* **Requirements**
Reproduce the listing below without any change.

* **Exercise material**
╭──
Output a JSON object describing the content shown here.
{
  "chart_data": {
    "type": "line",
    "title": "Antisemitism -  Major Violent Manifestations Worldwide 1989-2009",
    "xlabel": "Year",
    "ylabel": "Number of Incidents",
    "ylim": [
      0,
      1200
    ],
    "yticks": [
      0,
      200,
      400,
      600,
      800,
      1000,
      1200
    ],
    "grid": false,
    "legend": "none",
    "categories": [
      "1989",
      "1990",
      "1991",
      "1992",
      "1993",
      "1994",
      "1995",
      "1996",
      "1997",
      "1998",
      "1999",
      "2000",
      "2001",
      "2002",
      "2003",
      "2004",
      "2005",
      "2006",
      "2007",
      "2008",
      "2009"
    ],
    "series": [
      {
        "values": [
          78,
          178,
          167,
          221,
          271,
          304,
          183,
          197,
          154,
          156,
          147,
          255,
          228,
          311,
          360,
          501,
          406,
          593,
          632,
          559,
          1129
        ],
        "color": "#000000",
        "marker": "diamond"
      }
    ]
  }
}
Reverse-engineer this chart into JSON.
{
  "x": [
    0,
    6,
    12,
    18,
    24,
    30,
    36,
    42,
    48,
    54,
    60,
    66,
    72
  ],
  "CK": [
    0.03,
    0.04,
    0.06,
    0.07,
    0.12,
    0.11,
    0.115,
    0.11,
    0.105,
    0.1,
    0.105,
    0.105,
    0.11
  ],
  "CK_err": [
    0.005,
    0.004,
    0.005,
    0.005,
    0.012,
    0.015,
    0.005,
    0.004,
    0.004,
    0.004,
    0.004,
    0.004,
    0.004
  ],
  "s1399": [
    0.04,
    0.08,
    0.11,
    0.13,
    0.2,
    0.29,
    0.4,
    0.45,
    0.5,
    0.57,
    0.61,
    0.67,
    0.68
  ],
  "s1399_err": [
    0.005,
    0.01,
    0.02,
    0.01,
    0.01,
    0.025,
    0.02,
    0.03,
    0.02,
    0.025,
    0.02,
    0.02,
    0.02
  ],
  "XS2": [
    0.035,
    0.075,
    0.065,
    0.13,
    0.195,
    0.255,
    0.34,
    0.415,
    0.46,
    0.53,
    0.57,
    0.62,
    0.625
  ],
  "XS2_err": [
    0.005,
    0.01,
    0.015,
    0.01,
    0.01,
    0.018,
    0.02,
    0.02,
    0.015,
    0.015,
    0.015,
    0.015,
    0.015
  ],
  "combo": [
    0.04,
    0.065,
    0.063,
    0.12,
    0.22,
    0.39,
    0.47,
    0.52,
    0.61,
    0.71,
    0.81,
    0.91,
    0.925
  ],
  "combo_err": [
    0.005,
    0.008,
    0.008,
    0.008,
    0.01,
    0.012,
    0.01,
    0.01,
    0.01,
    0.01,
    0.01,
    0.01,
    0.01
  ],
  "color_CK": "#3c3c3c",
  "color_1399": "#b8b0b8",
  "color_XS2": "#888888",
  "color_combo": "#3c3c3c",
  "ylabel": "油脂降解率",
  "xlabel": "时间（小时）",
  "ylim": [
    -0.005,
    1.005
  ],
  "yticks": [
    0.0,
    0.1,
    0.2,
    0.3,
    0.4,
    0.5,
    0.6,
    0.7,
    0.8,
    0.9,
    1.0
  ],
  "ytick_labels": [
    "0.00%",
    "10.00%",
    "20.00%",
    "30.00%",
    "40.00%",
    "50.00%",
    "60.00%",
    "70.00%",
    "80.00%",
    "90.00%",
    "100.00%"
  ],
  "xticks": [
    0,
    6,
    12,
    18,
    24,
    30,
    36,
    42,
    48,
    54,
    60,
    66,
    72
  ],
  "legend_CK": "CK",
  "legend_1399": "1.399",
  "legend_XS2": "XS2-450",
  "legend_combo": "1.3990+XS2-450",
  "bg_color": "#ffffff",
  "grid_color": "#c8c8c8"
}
╰──
* **Expected answer**
Output a JSON object describing the content shown here.
{
  "chart_data": {
    "type": "line",
    "title": "Antisemitism -  Major Violent Manifestations Worldwide 1989-2009",
    "xlabel": "Year",
    "ylabel": "Number of Incidents",
    "ylim": [
      0,
      1200
    ],
    "yticks": [
      0,
      200,
      400,
      600,
      800,
      1000,
      1200
    ],
    "grid": false,
    "legend": "none",
    "categories": [
      "1989",
      "1990",
      "1991",
      "1992",
      "1993",
      "1994",
      "1995",
      "1996",
      "1997",
      "1998",
      "1999",
      "2000",
      "2001",
      "2002",
      "2003",
      "2004",
      "2005",
      "2006",
      "2007",
      "2008",
      "2009"
    ],
    "series": [
      {
        "values": [
          78,
          178,
          167,
          221,
          271,
          304,
          183,
          197,
          154,
          156,
          147,
          255,
          228,
          311,
          360,
          501,
          406,
          593,
          632,
          559,
          1129
        ],
        "color": "#000000",
        "marker": "diamond"
      }
    ]
  }
}
Reverse-engineer this chart into JSON.
{
  "x": [
    0,
    6,
    12,
    18,
    24,
    30,
    36,
    42,
    48,
    54,
    60,
    66,
    72
  ],
  "CK": [
    0.03,
    0.04,
    0.06,
    0.07,
    0.12,
    0.11,
    0.115,
    0.11,
    0.105,
    0.1,
    0.105,
    0.105,
    0.11
  ],
  "CK_err": [
    0.005,
    0.004,
    0.005,
    0.005,
    0.012,
    0.015,
    0.005,
    0.004,
    0.004,
    0.004,
    0.004,
    0.004,
    0.004
  ],
  "s1399": [
    0.04,
    0.08,
    0.11,
    0.13,
    0.2,
    0.29,
    0.4,
    0.45,
    0.5,
    0.57,
    0.61,
    0.67,
    0.68
  ],
  "s1399_err": [
    0.005,
    0.01,
    0.02,
    0.01,
    0.01,
    0.025,
    0.02,
    0.03,
    0.02,
    0.025,
    0.02,
    0.02,
    0.02
  ],
  "XS2": [
    0.035,
    0.075,
    0.065,
    0.13,
    0.195,
    0.255,
    0.34,
    0.415,
    0.46,
    0.53,
    0.57,
    0.62,
    0.625
  ],
  "XS2_err": [
    0.005,
    0.01,
    0.015,
    0.01,
    0.01,
    0.018,
    0.02,
    0.02,
    0.015,
    0.015,
    0.015,
    0.015,
    0.015
  ],
  "combo": [
    0.04,
    0.065,
    0.063,
    0.12,
    0.22,
    0.39,
    0.47,
    0.52,
    0.61,
    0.71,
    0.81,
    0.91,
    0.925
  ],
  "combo_err": [
    0.005,
    0.008,
    0.008,
    0.008,
    0.01,
    0.012,
    0.01,
    0.01,
    0.01,
    0.01,
    0.01,
    0.01,
    0.01
  ],
  "color_CK": "#3c3c3c",
  "color_1399": "#b8b0b8",
  "color_XS2": "#888888",
  "color_combo": "#3c3c3c",
  "ylabel": "油脂降解率",
  "xlabel": "时间（小时）",
  "ylim": [
    -0.005,
    1.005
  ],
  "yticks": [
    0.0,
    0.1,
    0.2,
    0.3,
    0.4,
    0.5,
    0.6,
    0.7,
    0.8,
    0.9,
    1.0
  ],
  "ytick_labels": [
    "0.00%",
    "10.00%",
    "20.00%",
    "30.00%",
    "40.00%",
    "50.00%",
    "60.00%",
    "70.00%",
    "80.00%",
    "90.00%",
    "100.00%"
  ],
  "xticks": [
    0,
    6,
    12,
    18,
    24,
    30,
    36,
    42,
    48,
    54,
    60,
    66,
    72
  ],
  "legend_CK": "CK",
  "legend_1399": "1.399",
  "legend_XS2": "XS2-450",
  "legend_combo": "1.3990+XS2-450",
  "bg_color": "#ffffff",
  "grid_color": "#c8c8c8"
}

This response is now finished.